---------- DATASET EXTRACT

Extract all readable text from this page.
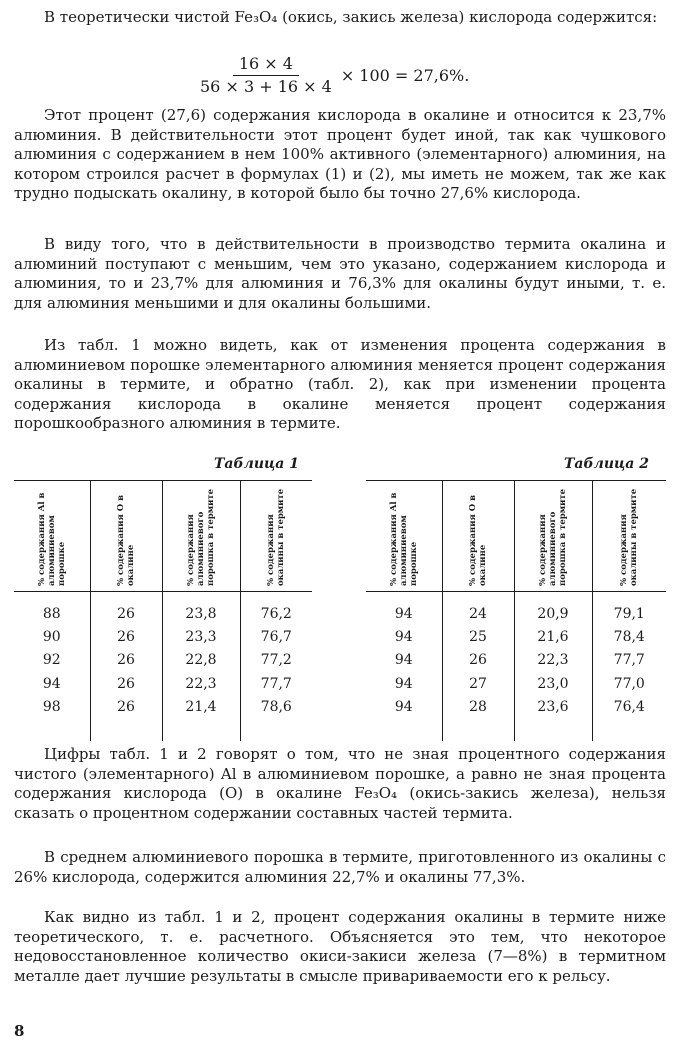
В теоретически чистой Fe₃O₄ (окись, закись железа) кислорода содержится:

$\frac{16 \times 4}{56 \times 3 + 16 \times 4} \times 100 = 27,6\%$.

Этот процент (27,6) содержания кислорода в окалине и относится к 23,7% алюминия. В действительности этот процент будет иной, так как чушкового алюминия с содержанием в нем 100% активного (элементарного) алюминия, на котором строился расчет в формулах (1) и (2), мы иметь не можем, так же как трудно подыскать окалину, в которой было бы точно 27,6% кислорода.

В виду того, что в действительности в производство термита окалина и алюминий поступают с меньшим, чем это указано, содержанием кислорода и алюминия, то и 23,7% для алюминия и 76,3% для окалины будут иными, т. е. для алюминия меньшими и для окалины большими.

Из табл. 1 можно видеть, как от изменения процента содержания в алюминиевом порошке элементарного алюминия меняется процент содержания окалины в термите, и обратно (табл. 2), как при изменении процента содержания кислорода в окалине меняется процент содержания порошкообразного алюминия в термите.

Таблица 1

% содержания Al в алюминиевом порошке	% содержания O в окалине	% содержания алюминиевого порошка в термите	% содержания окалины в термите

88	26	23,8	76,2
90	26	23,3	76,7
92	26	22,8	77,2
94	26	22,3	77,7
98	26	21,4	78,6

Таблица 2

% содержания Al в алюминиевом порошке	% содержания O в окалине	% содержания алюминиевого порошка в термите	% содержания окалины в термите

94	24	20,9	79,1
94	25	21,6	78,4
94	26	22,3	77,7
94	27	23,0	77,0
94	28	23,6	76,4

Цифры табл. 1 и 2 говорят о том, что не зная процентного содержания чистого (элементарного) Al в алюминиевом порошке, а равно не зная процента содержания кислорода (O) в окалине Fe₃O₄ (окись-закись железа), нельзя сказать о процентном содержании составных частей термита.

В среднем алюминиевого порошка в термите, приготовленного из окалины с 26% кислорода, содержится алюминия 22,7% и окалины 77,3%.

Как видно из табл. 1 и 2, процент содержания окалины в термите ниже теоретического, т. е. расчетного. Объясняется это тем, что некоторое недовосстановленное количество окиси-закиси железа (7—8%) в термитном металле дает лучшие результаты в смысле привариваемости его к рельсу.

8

--------------------

> **EXERCISE GOAL**:
Return from the data every line that holds "алюминиевом".

> **SOLUTION**:
Из табл. 1 можно видеть, как от изменения процента содержания в алюминиевом порошке элементарного алюминия меняется процент содержания окалины в термите, и обратно (табл. 2), как при изменении процента содержания кислорода в окалине меняется процент содержания порошкообразного алюминия в термите.
% содержания Al в алюминиевом порошке	% содержания O в окалине	% содержания алюминиевого порошка в термите	% содержания окалины в термите
% содержания Al в алюминиевом порошке	% содержания O в окалине	% содержания алюминиевого порошка в термите	% содержания окалины в термите
Цифры табл. 1 и 2 говорят о том, что не зная процентного содержания чистого (элементарного) Al в алюминиевом порошке, а равно не зная процента содержания кислорода (O) в окалине Fe₃O₄ (окись-закись железа), нельзя сказать о процентном содержании составных частей термита.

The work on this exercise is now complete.